BRIEF: Where a line holds the string "this", return that line.

DATA PROVIDED:
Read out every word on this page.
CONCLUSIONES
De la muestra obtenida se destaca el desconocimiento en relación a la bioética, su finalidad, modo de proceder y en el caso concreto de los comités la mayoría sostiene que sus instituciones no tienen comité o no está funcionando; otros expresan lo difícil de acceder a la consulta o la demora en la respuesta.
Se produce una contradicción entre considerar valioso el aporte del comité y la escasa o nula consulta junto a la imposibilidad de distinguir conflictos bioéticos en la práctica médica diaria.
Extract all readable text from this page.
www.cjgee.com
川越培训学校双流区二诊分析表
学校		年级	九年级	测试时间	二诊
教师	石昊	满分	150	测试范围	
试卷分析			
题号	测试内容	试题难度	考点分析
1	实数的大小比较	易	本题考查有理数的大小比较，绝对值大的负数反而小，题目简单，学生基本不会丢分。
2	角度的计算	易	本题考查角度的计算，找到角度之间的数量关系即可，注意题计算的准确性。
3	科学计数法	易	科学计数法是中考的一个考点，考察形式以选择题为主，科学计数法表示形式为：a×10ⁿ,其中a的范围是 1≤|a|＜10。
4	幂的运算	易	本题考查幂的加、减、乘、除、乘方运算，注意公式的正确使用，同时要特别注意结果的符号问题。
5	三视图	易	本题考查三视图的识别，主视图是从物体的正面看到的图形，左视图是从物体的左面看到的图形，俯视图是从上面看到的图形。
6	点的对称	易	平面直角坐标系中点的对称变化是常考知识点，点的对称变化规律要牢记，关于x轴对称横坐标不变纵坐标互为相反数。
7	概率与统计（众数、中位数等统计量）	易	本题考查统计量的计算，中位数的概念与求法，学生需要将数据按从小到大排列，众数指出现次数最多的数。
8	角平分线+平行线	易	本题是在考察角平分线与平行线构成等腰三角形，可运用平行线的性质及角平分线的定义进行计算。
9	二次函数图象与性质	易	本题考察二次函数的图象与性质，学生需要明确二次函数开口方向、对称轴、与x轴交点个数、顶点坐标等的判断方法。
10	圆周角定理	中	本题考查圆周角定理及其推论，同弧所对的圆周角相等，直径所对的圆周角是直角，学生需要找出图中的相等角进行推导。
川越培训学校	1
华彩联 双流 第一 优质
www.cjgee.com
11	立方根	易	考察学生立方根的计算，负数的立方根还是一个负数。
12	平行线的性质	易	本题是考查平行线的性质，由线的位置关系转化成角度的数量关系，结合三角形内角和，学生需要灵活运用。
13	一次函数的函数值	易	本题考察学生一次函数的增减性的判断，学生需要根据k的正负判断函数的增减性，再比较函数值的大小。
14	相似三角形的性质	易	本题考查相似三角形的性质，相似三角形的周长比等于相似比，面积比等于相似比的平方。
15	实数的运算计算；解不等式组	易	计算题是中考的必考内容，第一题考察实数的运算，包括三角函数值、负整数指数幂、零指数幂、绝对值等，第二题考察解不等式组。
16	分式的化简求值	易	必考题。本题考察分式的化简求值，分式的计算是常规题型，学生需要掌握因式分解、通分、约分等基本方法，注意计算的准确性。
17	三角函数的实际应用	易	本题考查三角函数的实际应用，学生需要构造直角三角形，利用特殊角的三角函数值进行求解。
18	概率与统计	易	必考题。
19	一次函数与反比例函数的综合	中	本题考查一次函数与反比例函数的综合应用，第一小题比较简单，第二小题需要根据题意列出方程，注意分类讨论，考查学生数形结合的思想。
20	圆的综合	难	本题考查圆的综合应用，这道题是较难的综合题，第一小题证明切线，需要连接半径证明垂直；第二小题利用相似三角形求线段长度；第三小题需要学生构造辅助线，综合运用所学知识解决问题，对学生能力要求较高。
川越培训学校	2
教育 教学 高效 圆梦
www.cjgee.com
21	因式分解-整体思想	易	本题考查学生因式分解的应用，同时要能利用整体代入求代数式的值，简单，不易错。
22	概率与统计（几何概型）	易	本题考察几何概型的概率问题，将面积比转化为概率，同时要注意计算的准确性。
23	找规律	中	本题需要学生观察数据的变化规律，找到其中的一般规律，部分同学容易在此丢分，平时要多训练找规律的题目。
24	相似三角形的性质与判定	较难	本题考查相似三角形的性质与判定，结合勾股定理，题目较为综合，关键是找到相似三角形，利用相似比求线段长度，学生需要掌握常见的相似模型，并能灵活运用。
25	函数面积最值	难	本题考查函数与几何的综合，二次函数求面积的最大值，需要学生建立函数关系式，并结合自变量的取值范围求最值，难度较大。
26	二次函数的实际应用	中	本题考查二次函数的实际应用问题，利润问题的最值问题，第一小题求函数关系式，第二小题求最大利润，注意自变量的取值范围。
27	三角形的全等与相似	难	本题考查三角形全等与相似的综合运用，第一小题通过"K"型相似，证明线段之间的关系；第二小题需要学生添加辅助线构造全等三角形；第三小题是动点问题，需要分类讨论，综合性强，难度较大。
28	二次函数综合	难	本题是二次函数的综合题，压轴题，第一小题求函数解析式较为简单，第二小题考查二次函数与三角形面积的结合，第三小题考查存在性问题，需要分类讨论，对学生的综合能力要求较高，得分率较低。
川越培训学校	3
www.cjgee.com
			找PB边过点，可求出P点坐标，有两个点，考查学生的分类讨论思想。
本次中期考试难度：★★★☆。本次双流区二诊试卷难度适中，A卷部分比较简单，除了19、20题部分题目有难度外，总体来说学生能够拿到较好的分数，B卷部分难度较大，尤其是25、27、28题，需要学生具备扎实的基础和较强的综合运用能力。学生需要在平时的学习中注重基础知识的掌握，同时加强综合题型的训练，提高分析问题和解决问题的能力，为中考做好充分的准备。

ANSWER TO THE EXERCISE:
Read out every word on this page.
Extract all readable text from this page.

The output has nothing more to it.